Entries from a dataset:
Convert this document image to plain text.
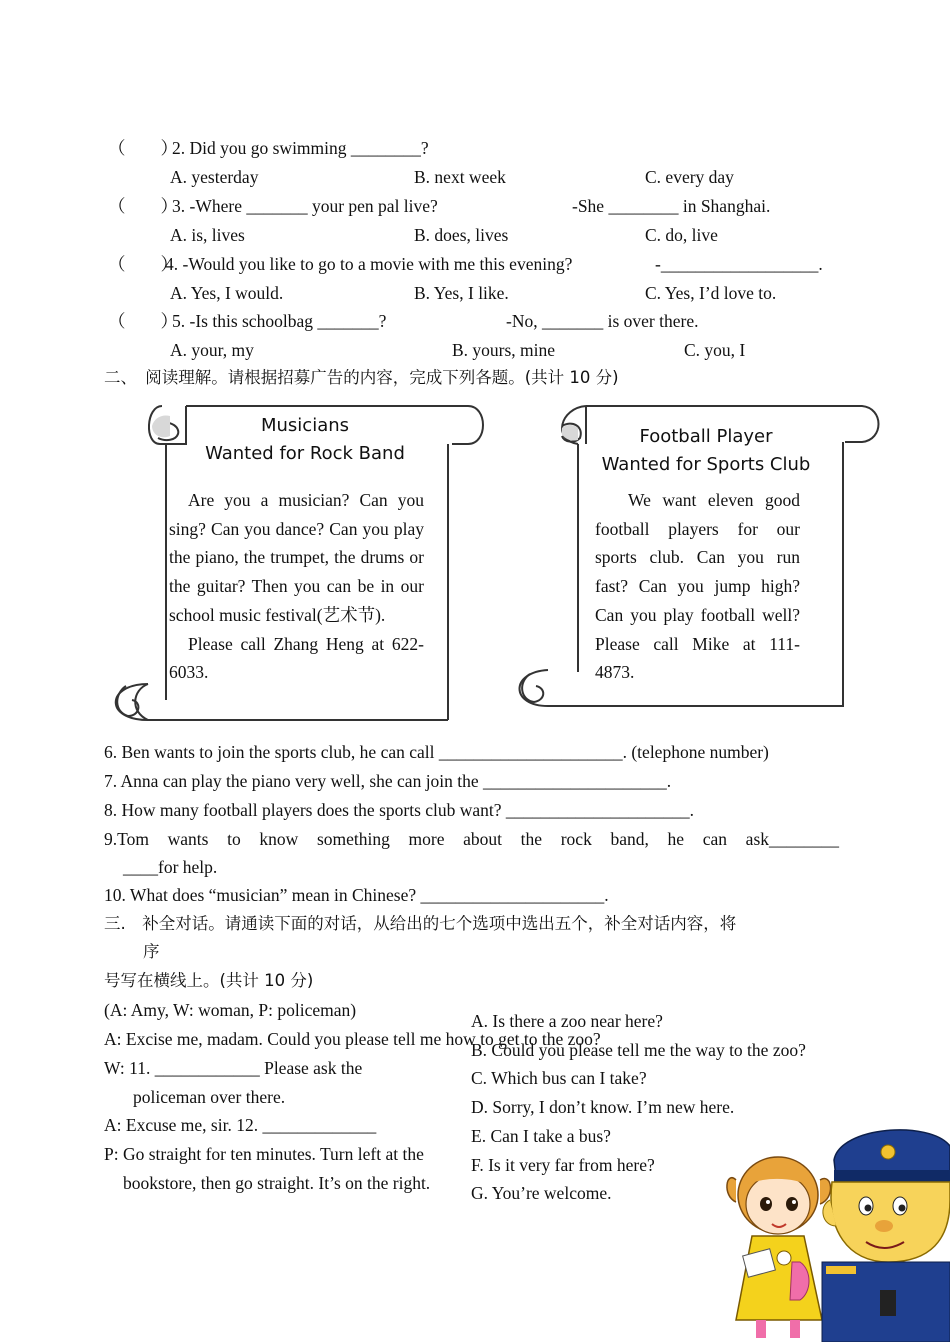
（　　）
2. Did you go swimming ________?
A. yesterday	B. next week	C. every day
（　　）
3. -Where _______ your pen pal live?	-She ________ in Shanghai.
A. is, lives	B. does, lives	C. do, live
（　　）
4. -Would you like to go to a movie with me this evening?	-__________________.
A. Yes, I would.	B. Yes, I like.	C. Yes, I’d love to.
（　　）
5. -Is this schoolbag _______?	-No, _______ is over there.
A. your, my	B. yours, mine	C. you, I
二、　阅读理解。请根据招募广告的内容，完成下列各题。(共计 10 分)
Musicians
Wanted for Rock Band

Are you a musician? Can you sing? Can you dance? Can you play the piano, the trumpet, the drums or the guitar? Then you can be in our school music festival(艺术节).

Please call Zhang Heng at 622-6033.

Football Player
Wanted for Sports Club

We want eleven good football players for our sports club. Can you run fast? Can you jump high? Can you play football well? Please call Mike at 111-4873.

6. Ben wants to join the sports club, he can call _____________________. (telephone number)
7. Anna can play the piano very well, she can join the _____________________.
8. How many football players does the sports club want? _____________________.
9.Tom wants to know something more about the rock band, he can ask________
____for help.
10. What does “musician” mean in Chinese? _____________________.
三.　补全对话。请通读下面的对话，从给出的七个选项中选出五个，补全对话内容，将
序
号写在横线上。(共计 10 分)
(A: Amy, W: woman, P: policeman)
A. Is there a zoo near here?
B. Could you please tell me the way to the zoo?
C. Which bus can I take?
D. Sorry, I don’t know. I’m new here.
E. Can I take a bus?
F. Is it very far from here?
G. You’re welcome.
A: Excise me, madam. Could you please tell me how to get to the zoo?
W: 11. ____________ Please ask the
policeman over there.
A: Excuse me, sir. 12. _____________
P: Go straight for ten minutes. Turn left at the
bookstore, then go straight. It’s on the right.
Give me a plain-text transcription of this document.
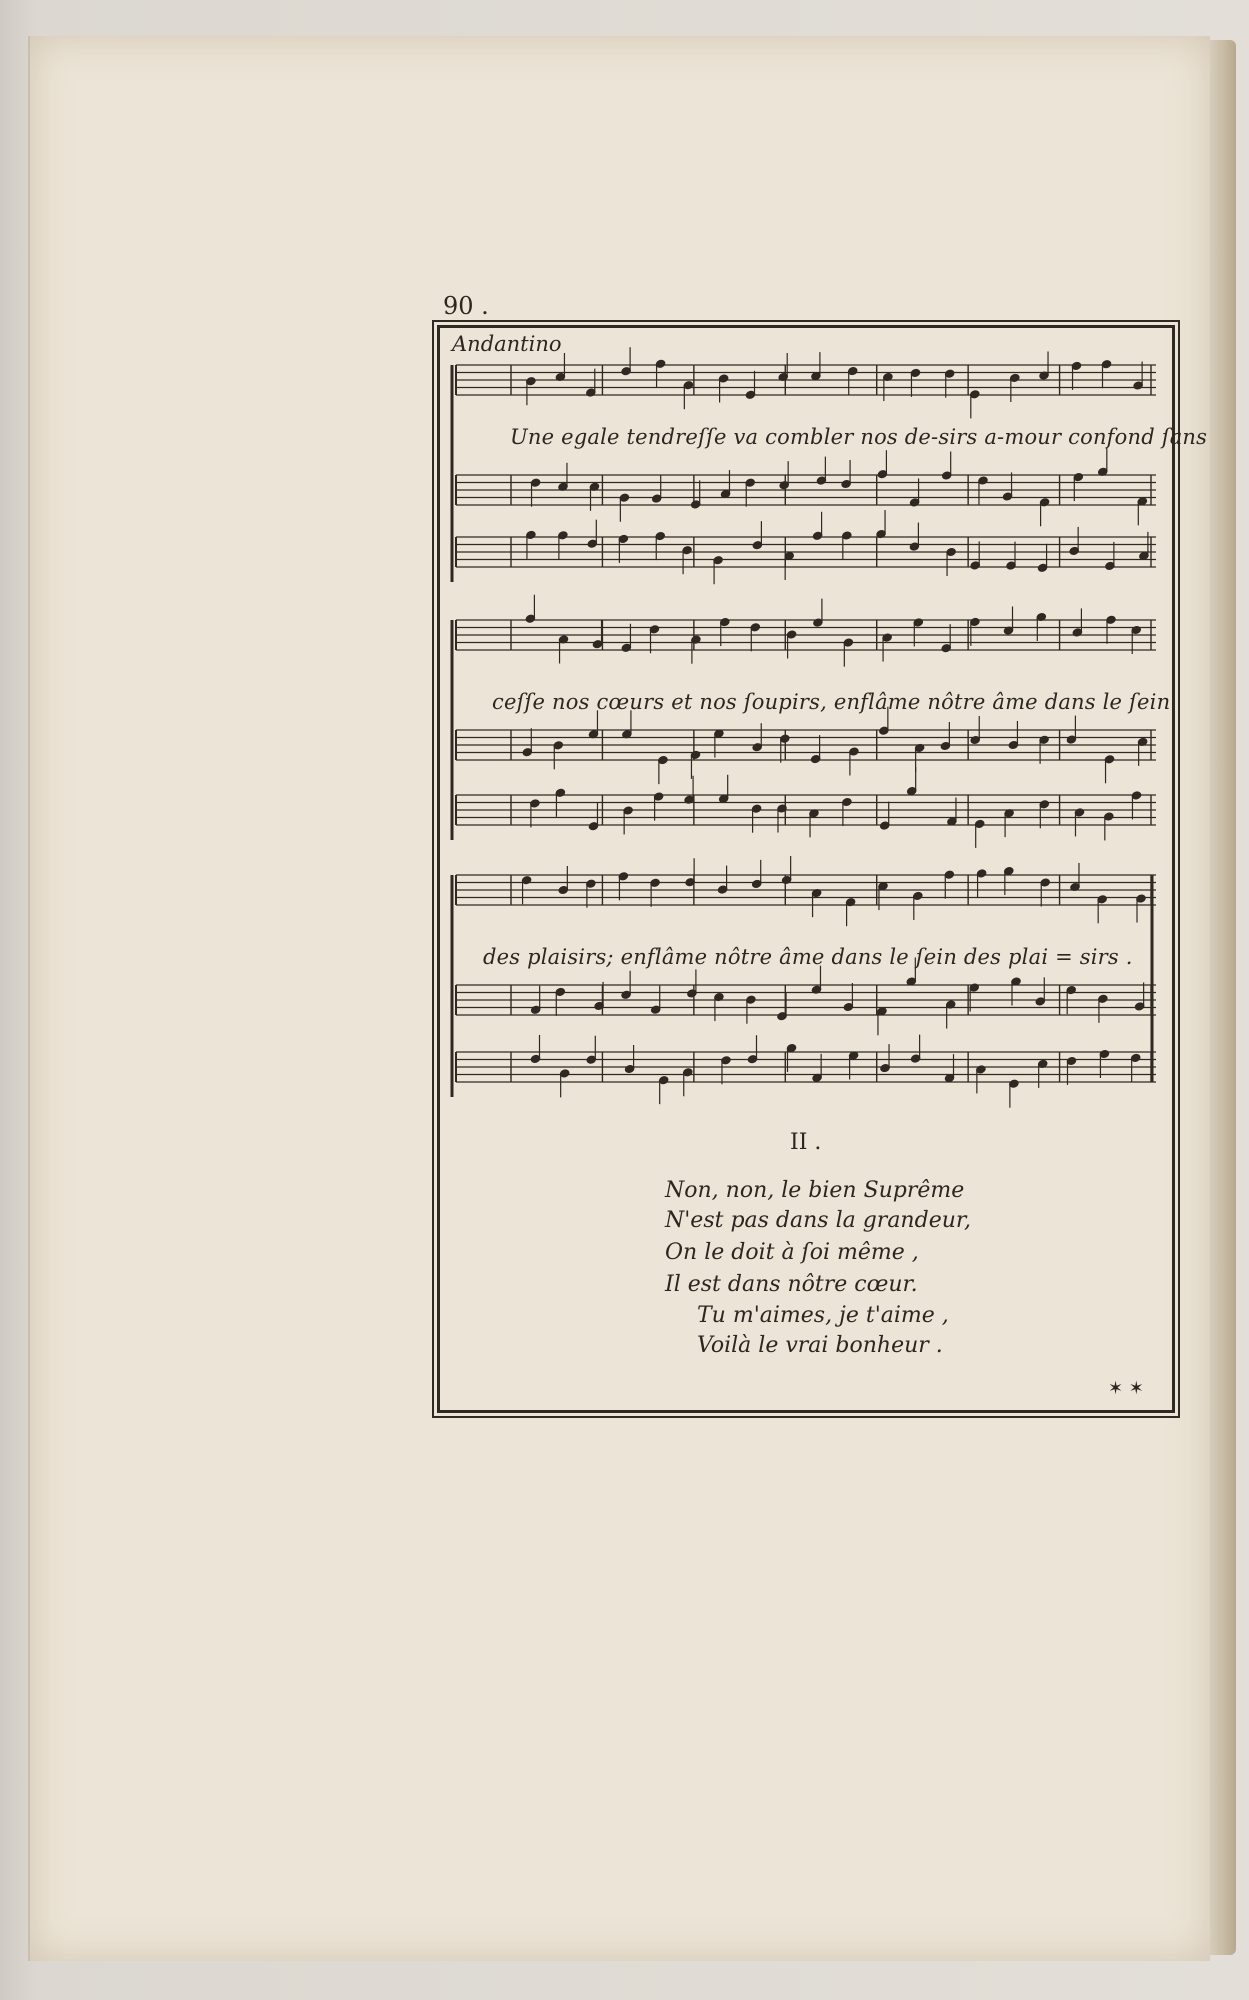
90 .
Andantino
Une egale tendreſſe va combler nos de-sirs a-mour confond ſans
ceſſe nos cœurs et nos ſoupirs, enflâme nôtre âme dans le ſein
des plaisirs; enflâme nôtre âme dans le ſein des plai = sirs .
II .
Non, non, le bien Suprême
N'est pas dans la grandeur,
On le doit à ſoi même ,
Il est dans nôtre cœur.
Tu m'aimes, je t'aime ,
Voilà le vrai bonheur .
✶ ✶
---
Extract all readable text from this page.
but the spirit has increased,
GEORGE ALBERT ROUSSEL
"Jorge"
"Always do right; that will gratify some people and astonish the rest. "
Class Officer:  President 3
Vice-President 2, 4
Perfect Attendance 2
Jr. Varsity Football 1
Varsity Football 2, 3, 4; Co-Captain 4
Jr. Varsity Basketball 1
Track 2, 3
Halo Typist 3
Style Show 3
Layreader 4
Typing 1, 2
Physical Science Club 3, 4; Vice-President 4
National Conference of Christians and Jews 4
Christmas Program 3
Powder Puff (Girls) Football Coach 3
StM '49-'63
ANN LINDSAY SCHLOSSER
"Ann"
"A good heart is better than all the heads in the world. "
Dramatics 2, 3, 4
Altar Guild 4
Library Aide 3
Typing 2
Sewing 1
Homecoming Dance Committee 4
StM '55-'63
---
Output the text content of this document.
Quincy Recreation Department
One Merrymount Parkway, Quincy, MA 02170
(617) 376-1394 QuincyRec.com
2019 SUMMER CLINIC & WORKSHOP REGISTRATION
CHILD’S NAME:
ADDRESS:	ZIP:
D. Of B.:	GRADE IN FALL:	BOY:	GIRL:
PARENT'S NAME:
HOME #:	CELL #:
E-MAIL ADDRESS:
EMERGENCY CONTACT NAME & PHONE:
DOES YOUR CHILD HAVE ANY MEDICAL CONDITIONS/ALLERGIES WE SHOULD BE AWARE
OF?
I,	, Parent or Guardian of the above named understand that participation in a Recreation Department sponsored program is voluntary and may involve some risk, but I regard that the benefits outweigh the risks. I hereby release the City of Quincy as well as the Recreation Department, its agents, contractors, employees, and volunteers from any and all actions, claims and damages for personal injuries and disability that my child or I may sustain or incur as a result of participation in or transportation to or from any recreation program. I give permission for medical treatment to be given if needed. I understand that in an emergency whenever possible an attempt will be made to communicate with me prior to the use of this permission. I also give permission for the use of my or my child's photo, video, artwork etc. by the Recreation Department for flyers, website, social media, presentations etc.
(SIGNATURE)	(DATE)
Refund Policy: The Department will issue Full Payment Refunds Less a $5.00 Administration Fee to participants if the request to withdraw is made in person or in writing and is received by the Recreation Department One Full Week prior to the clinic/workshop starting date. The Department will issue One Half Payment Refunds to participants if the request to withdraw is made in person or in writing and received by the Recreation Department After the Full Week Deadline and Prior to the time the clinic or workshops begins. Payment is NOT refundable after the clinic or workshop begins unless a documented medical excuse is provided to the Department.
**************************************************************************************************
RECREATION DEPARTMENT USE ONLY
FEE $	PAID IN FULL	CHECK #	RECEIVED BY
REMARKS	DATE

EXERCISE -> Check each line of the records above for the string "text", and report every line that has it.

WRITTEN SOLUTION ->
Convert this document image to plain text.
Give me a plain-text transcription of this document.
Extract all readable text from this page.
Output the text content of this document.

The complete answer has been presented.